* _Data for this task_:
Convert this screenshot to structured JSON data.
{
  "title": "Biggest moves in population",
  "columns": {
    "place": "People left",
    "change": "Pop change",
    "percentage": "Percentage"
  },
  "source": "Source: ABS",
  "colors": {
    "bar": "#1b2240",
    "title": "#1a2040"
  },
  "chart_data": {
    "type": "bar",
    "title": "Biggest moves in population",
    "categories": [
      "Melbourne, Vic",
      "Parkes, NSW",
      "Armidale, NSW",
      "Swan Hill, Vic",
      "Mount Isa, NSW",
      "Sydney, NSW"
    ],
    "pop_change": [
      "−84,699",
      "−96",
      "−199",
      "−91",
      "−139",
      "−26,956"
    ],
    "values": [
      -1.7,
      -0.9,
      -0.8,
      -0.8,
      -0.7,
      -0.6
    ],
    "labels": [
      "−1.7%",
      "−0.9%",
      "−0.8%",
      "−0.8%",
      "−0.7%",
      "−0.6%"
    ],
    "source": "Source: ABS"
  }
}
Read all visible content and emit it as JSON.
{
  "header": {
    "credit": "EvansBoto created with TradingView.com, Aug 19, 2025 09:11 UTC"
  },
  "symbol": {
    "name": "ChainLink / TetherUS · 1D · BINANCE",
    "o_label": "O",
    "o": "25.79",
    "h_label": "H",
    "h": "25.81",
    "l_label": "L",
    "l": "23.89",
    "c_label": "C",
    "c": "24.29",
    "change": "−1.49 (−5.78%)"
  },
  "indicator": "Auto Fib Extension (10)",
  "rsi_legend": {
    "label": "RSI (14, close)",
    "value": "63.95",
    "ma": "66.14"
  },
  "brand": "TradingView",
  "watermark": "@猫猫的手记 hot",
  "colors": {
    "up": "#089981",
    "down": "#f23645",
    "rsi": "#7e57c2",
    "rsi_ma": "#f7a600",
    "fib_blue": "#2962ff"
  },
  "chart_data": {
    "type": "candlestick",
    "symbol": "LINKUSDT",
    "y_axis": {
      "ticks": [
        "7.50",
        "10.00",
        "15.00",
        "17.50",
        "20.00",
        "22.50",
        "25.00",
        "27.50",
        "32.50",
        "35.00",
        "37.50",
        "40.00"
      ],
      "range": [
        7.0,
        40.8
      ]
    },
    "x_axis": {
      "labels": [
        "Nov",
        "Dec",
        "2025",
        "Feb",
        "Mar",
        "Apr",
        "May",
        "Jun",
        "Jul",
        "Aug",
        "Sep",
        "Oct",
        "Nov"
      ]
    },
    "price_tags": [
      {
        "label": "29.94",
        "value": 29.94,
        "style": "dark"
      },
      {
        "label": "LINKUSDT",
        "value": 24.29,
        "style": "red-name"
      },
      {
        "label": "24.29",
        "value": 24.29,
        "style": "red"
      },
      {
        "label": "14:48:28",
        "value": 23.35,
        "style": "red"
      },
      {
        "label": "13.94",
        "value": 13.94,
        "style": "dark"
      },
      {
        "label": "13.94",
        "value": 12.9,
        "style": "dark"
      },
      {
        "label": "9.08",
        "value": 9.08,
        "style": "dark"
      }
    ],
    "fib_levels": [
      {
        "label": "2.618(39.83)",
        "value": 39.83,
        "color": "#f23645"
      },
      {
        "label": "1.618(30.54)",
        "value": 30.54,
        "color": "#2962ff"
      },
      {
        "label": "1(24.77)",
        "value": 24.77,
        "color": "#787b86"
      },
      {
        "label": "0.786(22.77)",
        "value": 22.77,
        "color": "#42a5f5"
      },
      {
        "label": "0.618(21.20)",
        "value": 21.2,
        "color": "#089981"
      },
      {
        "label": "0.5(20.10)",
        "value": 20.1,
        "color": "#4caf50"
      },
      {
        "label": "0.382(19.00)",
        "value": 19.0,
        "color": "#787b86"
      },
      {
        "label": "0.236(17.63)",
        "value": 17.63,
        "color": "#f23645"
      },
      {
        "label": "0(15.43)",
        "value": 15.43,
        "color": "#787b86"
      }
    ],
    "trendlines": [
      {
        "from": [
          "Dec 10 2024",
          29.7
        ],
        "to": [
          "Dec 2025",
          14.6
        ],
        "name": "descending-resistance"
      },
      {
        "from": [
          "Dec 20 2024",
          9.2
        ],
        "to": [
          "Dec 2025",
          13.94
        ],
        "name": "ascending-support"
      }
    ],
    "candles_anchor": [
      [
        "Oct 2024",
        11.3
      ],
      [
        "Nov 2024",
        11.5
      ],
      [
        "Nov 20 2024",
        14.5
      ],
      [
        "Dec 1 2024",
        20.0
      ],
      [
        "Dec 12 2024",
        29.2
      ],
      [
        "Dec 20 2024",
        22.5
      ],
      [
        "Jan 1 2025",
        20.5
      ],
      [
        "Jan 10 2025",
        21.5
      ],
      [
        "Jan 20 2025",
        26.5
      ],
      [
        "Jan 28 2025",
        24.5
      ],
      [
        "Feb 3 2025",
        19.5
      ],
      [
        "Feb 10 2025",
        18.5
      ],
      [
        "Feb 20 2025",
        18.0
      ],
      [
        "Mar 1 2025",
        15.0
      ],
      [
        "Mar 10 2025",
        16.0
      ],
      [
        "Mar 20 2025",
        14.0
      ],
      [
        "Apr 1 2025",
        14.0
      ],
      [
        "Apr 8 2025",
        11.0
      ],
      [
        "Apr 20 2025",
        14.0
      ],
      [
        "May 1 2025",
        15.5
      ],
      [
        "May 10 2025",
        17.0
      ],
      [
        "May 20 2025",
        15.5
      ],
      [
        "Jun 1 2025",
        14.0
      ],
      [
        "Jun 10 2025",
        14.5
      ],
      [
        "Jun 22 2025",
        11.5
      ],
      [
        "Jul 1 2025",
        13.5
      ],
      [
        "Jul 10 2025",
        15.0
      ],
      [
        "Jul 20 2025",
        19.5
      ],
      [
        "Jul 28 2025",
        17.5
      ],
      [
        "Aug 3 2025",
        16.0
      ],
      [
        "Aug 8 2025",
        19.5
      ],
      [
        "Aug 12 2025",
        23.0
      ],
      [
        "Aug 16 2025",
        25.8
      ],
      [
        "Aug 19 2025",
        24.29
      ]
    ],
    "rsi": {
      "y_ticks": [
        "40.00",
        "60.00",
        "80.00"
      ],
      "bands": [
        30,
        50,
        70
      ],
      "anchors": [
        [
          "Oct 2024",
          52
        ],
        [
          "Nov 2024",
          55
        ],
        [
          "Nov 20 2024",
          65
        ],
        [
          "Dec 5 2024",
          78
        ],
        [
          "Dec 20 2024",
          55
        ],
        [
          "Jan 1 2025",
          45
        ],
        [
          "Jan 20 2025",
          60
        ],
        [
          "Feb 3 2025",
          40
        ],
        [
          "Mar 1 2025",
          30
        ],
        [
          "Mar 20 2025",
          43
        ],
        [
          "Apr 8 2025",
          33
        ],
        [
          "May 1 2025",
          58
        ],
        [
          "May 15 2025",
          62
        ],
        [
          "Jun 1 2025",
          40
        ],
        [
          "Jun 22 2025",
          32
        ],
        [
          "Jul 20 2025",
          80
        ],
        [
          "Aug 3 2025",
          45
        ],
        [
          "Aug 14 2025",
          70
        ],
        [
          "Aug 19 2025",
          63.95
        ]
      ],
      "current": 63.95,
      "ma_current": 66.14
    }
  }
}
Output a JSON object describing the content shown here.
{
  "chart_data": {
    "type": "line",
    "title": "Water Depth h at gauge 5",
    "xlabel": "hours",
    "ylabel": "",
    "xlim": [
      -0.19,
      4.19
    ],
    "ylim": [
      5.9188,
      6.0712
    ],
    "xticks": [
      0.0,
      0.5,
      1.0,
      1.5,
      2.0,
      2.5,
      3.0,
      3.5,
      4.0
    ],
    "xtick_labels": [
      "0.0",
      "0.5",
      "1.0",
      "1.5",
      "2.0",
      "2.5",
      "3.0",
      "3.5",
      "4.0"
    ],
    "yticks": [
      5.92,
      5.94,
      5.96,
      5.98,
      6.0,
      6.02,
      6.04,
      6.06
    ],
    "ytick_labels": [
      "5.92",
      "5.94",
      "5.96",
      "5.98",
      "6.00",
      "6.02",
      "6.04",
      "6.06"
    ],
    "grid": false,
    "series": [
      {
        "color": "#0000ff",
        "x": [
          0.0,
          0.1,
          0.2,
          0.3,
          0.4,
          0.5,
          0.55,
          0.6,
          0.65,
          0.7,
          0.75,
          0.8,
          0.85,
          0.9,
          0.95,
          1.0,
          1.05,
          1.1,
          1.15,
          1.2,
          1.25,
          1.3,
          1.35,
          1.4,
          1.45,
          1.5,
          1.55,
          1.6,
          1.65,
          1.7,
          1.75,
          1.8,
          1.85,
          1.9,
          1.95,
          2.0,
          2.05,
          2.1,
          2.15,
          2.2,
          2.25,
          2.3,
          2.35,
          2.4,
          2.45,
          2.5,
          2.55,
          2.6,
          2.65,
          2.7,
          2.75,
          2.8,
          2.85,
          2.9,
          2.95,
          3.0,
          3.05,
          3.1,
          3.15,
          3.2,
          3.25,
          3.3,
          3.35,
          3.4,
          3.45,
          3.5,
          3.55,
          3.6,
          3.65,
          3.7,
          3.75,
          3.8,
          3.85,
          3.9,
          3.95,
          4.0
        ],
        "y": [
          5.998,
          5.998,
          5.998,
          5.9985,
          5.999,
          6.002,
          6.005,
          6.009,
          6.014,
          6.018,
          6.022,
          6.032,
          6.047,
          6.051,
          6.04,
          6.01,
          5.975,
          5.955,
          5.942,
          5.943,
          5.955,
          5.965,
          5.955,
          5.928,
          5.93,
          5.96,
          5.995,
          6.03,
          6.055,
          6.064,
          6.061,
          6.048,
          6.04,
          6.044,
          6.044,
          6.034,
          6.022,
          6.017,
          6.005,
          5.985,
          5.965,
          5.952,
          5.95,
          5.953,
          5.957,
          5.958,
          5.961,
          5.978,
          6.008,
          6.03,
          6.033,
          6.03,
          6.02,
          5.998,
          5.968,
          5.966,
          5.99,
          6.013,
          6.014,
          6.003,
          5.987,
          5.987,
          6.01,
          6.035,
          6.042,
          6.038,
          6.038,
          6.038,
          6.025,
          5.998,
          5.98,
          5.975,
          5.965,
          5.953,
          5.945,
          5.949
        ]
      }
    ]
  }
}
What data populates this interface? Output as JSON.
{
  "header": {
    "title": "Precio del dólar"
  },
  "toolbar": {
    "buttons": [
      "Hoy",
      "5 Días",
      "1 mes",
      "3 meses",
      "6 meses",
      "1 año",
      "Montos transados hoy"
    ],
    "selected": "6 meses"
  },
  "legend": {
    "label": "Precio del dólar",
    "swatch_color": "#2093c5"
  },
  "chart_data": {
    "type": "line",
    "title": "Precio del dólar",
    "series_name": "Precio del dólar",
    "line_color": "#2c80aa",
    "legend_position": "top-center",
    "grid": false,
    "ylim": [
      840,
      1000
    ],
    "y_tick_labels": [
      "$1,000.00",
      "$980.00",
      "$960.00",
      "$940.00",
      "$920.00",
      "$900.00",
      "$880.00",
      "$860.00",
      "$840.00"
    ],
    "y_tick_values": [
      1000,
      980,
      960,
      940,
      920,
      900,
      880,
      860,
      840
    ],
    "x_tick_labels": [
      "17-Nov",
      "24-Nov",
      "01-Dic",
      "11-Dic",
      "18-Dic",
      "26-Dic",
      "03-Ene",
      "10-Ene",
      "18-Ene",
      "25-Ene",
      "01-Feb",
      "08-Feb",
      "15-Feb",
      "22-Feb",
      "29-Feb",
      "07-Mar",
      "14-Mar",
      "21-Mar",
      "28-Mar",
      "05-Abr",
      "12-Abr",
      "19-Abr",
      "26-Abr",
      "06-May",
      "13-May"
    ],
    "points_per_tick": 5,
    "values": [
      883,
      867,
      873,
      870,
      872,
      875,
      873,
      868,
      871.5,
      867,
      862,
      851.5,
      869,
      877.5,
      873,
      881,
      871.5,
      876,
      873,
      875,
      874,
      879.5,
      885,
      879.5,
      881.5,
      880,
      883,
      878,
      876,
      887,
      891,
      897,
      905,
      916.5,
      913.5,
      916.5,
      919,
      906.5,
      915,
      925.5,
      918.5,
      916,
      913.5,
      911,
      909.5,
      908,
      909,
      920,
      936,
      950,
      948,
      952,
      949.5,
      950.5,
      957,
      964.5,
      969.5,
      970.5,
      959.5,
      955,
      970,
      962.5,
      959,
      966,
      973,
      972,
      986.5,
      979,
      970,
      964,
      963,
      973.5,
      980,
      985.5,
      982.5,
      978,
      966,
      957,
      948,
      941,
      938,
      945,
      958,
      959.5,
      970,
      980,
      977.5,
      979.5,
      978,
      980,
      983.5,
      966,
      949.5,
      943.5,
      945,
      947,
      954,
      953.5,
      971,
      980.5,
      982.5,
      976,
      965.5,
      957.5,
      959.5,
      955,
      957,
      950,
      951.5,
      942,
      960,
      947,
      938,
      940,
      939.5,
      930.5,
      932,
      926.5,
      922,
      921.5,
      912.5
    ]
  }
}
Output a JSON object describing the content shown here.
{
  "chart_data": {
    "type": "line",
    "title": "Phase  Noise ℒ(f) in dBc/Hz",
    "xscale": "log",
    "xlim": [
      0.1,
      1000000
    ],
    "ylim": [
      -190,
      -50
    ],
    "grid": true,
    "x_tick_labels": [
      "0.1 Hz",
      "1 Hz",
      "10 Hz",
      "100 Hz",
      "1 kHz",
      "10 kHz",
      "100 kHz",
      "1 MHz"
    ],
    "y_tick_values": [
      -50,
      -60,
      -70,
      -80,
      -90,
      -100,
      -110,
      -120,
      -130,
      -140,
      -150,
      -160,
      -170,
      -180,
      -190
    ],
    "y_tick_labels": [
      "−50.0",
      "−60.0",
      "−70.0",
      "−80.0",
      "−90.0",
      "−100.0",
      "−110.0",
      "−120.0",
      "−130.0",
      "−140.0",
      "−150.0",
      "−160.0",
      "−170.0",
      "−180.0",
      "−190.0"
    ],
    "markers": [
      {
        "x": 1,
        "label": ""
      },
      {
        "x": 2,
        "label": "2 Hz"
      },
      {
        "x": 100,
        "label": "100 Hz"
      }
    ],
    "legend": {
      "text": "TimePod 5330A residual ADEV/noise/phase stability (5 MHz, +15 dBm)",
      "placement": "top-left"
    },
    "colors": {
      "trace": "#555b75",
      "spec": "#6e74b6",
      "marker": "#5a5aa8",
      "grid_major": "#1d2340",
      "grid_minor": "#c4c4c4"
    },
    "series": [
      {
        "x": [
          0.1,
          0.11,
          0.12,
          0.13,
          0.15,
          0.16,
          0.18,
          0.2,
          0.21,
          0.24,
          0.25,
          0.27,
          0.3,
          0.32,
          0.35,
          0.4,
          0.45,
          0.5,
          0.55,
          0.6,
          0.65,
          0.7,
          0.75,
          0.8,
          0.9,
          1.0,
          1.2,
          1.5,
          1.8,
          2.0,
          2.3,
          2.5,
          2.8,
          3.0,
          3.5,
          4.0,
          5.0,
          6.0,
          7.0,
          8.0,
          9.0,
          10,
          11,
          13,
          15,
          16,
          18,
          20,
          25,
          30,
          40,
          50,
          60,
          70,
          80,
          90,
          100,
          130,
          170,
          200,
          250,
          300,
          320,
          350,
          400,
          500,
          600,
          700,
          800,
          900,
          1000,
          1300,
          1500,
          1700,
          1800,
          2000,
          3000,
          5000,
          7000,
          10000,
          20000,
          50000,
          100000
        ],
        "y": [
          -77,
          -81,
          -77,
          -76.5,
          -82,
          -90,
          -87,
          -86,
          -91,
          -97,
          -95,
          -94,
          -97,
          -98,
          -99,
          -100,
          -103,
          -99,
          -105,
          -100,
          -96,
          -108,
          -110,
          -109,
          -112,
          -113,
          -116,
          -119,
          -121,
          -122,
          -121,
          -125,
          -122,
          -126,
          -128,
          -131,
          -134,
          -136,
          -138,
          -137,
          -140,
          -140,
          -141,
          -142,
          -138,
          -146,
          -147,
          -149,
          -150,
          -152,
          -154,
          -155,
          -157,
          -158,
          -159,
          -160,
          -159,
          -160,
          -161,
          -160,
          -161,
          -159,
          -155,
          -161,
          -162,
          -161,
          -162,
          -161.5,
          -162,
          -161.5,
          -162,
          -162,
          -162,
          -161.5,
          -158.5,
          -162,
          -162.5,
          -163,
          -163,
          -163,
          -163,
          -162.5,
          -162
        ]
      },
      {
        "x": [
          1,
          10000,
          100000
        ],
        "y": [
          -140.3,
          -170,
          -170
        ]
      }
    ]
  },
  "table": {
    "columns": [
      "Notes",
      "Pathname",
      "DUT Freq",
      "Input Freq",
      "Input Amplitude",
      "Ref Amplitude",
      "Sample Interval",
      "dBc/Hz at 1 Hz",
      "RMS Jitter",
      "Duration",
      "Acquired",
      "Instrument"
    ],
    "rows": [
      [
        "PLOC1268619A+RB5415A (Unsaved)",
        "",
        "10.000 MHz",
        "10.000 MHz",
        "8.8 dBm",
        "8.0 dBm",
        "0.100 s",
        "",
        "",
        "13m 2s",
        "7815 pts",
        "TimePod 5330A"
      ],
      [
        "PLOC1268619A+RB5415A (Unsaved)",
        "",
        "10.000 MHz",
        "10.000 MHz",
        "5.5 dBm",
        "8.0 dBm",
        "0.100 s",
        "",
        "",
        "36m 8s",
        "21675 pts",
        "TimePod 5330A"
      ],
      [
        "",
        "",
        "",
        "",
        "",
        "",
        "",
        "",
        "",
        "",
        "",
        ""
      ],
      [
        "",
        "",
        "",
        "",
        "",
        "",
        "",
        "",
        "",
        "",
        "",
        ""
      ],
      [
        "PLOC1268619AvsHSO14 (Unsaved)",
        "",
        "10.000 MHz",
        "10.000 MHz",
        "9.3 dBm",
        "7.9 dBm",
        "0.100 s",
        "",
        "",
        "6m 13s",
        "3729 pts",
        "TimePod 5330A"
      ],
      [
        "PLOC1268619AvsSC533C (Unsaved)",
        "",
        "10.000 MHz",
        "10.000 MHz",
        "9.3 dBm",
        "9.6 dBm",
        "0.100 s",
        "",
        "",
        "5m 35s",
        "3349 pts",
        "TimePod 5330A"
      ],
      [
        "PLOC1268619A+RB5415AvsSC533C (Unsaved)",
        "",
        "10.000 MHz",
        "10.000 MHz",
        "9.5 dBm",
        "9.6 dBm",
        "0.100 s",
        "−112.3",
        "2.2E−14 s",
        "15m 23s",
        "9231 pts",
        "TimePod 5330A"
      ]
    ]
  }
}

* _Exercise instructions_: Using the records above, find and show each line with the string "Source".

* _The reply_:
  "source": "Source: ABS",
    "source": "Source: ABS"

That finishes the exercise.